▶ Given entries
▶

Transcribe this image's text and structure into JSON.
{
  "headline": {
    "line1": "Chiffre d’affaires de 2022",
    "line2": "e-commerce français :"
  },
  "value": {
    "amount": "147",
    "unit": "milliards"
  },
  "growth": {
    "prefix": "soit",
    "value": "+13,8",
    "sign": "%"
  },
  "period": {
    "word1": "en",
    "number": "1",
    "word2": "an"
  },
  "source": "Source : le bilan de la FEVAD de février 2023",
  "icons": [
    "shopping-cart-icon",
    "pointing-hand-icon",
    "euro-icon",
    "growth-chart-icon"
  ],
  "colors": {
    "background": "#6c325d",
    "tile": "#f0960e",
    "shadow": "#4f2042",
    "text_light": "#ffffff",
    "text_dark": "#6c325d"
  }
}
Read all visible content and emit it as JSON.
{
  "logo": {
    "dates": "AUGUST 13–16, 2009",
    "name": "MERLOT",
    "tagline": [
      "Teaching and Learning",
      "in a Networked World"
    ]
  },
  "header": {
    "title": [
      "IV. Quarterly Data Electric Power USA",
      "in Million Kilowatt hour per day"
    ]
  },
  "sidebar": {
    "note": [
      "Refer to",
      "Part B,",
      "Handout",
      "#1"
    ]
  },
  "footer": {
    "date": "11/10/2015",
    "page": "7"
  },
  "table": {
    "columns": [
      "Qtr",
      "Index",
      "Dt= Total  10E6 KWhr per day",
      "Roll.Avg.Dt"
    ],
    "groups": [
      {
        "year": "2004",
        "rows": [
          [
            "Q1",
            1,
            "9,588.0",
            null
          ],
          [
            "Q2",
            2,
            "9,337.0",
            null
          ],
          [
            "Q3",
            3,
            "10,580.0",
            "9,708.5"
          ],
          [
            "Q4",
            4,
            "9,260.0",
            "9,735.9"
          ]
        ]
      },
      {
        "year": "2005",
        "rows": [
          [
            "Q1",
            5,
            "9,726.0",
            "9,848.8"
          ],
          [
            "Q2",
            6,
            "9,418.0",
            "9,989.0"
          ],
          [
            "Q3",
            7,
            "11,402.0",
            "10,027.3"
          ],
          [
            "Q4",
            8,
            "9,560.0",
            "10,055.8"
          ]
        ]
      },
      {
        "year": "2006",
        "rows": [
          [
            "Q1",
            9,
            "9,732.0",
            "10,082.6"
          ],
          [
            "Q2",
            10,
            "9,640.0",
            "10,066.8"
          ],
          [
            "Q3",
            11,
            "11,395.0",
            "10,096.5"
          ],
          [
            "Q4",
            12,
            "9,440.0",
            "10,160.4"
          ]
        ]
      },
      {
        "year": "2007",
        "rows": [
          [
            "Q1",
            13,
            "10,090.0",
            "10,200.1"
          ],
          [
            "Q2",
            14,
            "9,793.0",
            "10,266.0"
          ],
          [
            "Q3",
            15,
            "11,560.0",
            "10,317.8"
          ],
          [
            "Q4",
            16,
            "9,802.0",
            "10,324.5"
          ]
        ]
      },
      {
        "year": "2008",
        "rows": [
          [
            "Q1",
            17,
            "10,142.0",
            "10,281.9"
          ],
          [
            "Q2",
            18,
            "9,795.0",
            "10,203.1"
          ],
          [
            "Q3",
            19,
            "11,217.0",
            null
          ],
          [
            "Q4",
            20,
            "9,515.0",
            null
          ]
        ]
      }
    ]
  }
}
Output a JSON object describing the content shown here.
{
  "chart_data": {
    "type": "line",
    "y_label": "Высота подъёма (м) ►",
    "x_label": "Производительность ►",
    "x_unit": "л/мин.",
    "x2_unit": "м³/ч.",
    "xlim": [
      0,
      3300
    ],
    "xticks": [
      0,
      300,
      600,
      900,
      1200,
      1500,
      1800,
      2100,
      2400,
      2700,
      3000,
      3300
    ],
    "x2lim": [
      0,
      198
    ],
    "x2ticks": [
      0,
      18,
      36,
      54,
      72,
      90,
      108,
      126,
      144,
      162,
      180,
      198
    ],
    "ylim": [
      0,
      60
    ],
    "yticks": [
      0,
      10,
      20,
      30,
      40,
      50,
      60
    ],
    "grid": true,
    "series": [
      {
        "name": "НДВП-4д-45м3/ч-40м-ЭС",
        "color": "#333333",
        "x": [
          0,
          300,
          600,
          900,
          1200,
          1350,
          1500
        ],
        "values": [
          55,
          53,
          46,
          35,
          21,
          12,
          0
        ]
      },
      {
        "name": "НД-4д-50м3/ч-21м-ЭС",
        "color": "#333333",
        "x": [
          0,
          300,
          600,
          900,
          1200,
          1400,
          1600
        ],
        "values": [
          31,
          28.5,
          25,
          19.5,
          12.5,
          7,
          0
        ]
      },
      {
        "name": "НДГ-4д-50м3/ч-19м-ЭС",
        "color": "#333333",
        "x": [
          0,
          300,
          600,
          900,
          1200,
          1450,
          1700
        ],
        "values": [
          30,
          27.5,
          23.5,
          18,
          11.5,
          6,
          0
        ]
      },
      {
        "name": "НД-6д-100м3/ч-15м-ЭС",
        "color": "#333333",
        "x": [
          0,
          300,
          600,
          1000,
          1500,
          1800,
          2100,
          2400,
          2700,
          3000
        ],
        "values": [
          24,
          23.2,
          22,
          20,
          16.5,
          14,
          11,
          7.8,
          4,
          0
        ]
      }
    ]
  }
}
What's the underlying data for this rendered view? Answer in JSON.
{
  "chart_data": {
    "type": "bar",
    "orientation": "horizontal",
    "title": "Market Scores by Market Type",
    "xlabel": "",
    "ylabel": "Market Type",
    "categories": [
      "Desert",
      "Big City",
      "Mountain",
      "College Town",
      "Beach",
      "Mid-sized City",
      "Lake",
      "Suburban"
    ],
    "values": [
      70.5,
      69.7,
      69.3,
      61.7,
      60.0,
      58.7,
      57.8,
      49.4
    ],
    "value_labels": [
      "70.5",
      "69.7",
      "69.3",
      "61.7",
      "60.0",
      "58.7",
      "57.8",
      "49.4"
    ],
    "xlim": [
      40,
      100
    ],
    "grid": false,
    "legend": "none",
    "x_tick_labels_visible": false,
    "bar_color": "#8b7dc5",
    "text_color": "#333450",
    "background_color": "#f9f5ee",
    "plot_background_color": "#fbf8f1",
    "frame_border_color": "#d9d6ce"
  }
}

◀

▶ Task objective
Every line of the records above needs to be given again exactly.

▶ In response
Transcribe this image's text and structure into JSON.
{
  "headline": {
    "line1": "Chiffre d’affaires de 2022",
    "line2": "e-commerce français :"
  },
  "value": {
    "amount": "147",
    "unit": "milliards"
  },
  "growth": {
    "prefix": "soit",
    "value": "+13,8",
    "sign": "%"
  },
  "period": {
    "word1": "en",
    "number": "1",
    "word2": "an"
  },
  "source": "Source : le bilan de la FEVAD de février 2023",
  "icons": [
    "shopping-cart-icon",
    "pointing-hand-icon",
    "euro-icon",
    "growth-chart-icon"
  ],
  "colors": {
    "background": "#6c325d",
    "tile": "#f0960e",
    "shadow": "#4f2042",
    "text_light": "#ffffff",
    "text_dark": "#6c325d"
  }
}
Read all visible content and emit it as JSON.
{
  "logo": {
    "dates": "AUGUST 13–16, 2009",
    "name": "MERLOT",
    "tagline": [
      "Teaching and Learning",
      "in a Networked World"
    ]
  },
  "header": {
    "title": [
      "IV. Quarterly Data Electric Power USA",
      "in Million Kilowatt hour per day"
    ]
  },
  "sidebar": {
    "note": [
      "Refer to",
      "Part B,",
      "Handout",
      "#1"
    ]
  },
  "footer": {
    "date": "11/10/2015",
    "page": "7"
  },
  "table": {
    "columns": [
      "Qtr",
      "Index",
      "Dt= Total  10E6 KWhr per day",
      "Roll.Avg.Dt"
    ],
    "groups": [
      {
        "year": "2004",
        "rows": [
          [
            "Q1",
            1,
            "9,588.0",
            null
          ],
          [
            "Q2",
            2,
            "9,337.0",
            null
          ],
          [
            "Q3",
            3,
            "10,580.0",
            "9,708.5"
          ],
          [
            "Q4",
            4,
            "9,260.0",
            "9,735.9"
          ]
        ]
      },
      {
        "year": "2005",
        "rows": [
          [
            "Q1",
            5,
            "9,726.0",
            "9,848.8"
          ],
          [
            "Q2",
            6,
            "9,418.0",
            "9,989.0"
          ],
          [
            "Q3",
            7,
            "11,402.0",
            "10,027.3"
          ],
          [
            "Q4",
            8,
            "9,560.0",
            "10,055.8"
          ]
        ]
      },
      {
        "year": "2006",
        "rows": [
          [
            "Q1",
            9,
            "9,732.0",
            "10,082.6"
          ],
          [
            "Q2",
            10,
            "9,640.0",
            "10,066.8"
          ],
          [
            "Q3",
            11,
            "11,395.0",
            "10,096.5"
          ],
          [
            "Q4",
            12,
            "9,440.0",
            "10,160.4"
          ]
        ]
      },
      {
        "year": "2007",
        "rows": [
          [
            "Q1",
            13,
            "10,090.0",
            "10,200.1"
          ],
          [
            "Q2",
            14,
            "9,793.0",
            "10,266.0"
          ],
          [
            "Q3",
            15,
            "11,560.0",
            "10,317.8"
          ],
          [
            "Q4",
            16,
            "9,802.0",
            "10,324.5"
          ]
        ]
      },
      {
        "year": "2008",
        "rows": [
          [
            "Q1",
            17,
            "10,142.0",
            "10,281.9"
          ],
          [
            "Q2",
            18,
            "9,795.0",
            "10,203.1"
          ],
          [
            "Q3",
            19,
            "11,217.0",
            null
          ],
          [
            "Q4",
            20,
            "9,515.0",
            null
          ]
        ]
      }
    ]
  }
}
Output a JSON object describing the content shown here.
{
  "chart_data": {
    "type": "line",
    "y_label": "Высота подъёма (м) ►",
    "x_label": "Производительность ►",
    "x_unit": "л/мин.",
    "x2_unit": "м³/ч.",
    "xlim": [
      0,
      3300
    ],
    "xticks": [
      0,
      300,
      600,
      900,
      1200,
      1500,
      1800,
      2100,
      2400,
      2700,
      3000,
      3300
    ],
    "x2lim": [
      0,
      198
    ],
    "x2ticks": [
      0,
      18,
      36,
      54,
      72,
      90,
      108,
      126,
      144,
      162,
      180,
      198
    ],
    "ylim": [
      0,
      60
    ],
    "yticks": [
      0,
      10,
      20,
      30,
      40,
      50,
      60
    ],
    "grid": true,
    "series": [
      {
        "name": "НДВП-4д-45м3/ч-40м-ЭС",
        "color": "#333333",
        "x": [
          0,
          300,
          600,
          900,
          1200,
          1350,
          1500
        ],
        "values": [
          55,
          53,
          46,
          35,
          21,
          12,
          0
        ]
      },
      {
        "name": "НД-4д-50м3/ч-21м-ЭС",
        "color": "#333333",
        "x": [
          0,
          300,
          600,
          900,
          1200,
          1400,
          1600
        ],
        "values": [
          31,
          28.5,
          25,
          19.5,
          12.5,
          7,
          0
        ]
      },
      {
        "name": "НДГ-4д-50м3/ч-19м-ЭС",
        "color": "#333333",
        "x": [
          0,
          300,
          600,
          900,
          1200,
          1450,
          1700
        ],
        "values": [
          30,
          27.5,
          23.5,
          18,
          11.5,
          6,
          0
        ]
      },
      {
        "name": "НД-6д-100м3/ч-15м-ЭС",
        "color": "#333333",
        "x": [
          0,
          300,
          600,
          1000,
          1500,
          1800,
          2100,
          2400,
          2700,
          3000
        ],
        "values": [
          24,
          23.2,
          22,
          20,
          16.5,
          14,
          11,
          7.8,
          4,
          0
        ]
      }
    ]
  }
}
What's the underlying data for this rendered view? Answer in JSON.
{
  "chart_data": {
    "type": "bar",
    "orientation": "horizontal",
    "title": "Market Scores by Market Type",
    "xlabel": "",
    "ylabel": "Market Type",
    "categories": [
      "Desert",
      "Big City",
      "Mountain",
      "College Town",
      "Beach",
      "Mid-sized City",
      "Lake",
      "Suburban"
    ],
    "values": [
      70.5,
      69.7,
      69.3,
      61.7,
      60.0,
      58.7,
      57.8,
      49.4
    ],
    "value_labels": [
      "70.5",
      "69.7",
      "69.3",
      "61.7",
      "60.0",
      "58.7",
      "57.8",
      "49.4"
    ],
    "xlim": [
      40,
      100
    ],
    "grid": false,
    "legend": "none",
    "x_tick_labels_visible": false,
    "bar_color": "#8b7dc5",
    "text_color": "#333450",
    "background_color": "#f9f5ee",
    "plot_background_color": "#fbf8f1",
    "frame_border_color": "#d9d6ce"
  }
}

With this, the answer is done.